Available records:
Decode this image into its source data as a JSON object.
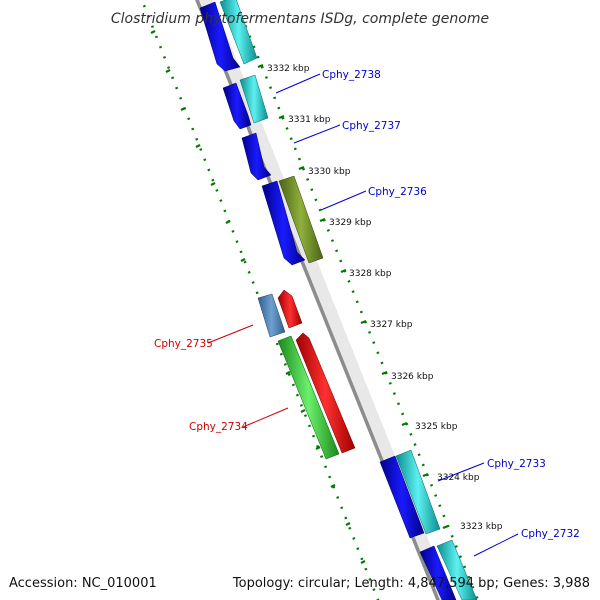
{
  "title": "Clostridium phytofermentans ISDg, complete genome",
  "accession": "Accession: NC_010001",
  "summary": "Topology: circular; Length: 4,847,594 bp; Genes: 3,988",
  "colors": {
    "backbone": "#8c8c8c",
    "tick": "#007a00",
    "forward_label": "#0000cc",
    "reverse_label": "#cc0000",
    "blue": "#0a0ae6",
    "cyan": "#1ecfcf",
    "olive": "#6b8e23",
    "red": "#ee0000",
    "green": "#33cc33",
    "steel": "#4a7fb5"
  },
  "ticks": [
    "3332 kbp",
    "3331 kbp",
    "3330 kbp",
    "3329 kbp",
    "3328 kbp",
    "3327 kbp",
    "3326 kbp",
    "3325 kbp",
    "3324 kbp",
    "3323 kbp"
  ],
  "gene_labels": [
    {
      "text": "Cphy_2738",
      "strand": "forward"
    },
    {
      "text": "Cphy_2737",
      "strand": "forward"
    },
    {
      "text": "Cphy_2736",
      "strand": "forward"
    },
    {
      "text": "Cphy_2735",
      "strand": "reverse"
    },
    {
      "text": "Cphy_2734",
      "strand": "reverse"
    },
    {
      "text": "Cphy_2733",
      "strand": "forward"
    },
    {
      "text": "Cphy_2732",
      "strand": "forward"
    }
  ]
}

What is expected: What you should produce is an exact copy of the records, with the pictures left out.

Task response:
Decode this image into its source data as a JSON object.
{
  "title": "Clostridium phytofermentans ISDg, complete genome",
  "accession": "Accession: NC_010001",
  "summary": "Topology: circular; Length: 4,847,594 bp; Genes: 3,988",
  "colors": {
    "backbone": "#8c8c8c",
    "tick": "#007a00",
    "forward_label": "#0000cc",
    "reverse_label": "#cc0000",
    "blue": "#0a0ae6",
    "cyan": "#1ecfcf",
    "olive": "#6b8e23",
    "red": "#ee0000",
    "green": "#33cc33",
    "steel": "#4a7fb5"
  },
  "ticks": [
    "3332 kbp",
    "3331 kbp",
    "3330 kbp",
    "3329 kbp",
    "3328 kbp",
    "3327 kbp",
    "3326 kbp",
    "3325 kbp",
    "3324 kbp",
    "3323 kbp"
  ],
  "gene_labels": [
    {
      "text": "Cphy_2738",
      "strand": "forward"
    },
    {
      "text": "Cphy_2737",
      "strand": "forward"
    },
    {
      "text": "Cphy_2736",
      "strand": "forward"
    },
    {
      "text": "Cphy_2735",
      "strand": "reverse"
    },
    {
      "text": "Cphy_2734",
      "strand": "reverse"
    },
    {
      "text": "Cphy_2733",
      "strand": "forward"
    },
    {
      "text": "Cphy_2732",
      "strand": "forward"
    }
  ]
}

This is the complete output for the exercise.